Tell how many lines in the data below include the word "that". The answer is the number only.

==========

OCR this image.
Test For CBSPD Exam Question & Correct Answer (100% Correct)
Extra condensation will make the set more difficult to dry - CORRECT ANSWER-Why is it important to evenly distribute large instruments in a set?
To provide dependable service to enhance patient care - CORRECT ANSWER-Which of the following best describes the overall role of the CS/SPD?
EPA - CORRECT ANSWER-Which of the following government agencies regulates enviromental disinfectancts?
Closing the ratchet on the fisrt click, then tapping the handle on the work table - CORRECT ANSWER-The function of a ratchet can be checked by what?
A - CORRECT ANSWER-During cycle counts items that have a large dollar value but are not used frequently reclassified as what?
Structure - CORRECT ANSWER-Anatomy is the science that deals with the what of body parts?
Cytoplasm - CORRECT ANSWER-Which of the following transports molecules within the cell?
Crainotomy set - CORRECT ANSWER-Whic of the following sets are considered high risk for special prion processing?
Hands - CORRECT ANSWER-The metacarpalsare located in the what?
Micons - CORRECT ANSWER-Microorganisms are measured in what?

==========

Problem solution:
2